Extracted records:
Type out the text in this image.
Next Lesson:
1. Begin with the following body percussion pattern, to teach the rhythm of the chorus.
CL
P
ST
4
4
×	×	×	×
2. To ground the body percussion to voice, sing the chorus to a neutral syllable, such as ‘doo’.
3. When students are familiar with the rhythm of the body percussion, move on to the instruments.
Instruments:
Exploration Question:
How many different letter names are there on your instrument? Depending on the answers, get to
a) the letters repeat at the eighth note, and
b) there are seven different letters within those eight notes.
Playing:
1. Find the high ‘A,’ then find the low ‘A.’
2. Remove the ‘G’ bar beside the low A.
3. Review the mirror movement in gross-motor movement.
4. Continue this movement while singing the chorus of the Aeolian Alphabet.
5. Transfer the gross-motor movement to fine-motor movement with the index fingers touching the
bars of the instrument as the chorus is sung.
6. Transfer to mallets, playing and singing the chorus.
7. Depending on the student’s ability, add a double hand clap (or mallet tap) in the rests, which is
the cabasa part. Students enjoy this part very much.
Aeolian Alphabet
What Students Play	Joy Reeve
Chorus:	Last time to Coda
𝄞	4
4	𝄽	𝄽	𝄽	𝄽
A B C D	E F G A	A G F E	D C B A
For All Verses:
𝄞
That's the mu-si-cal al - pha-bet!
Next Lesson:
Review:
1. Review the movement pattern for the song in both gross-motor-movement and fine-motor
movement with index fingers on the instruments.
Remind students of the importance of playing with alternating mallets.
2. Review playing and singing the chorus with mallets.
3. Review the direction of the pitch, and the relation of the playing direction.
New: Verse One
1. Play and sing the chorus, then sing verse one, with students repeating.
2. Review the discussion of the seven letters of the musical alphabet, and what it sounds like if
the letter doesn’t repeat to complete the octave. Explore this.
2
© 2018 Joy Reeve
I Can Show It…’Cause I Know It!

> _CHALLENGE_: Report the number of lines in the listing where the string "then" appears, and nothing besides.

> _RESULT FOR THIS TASK_: 2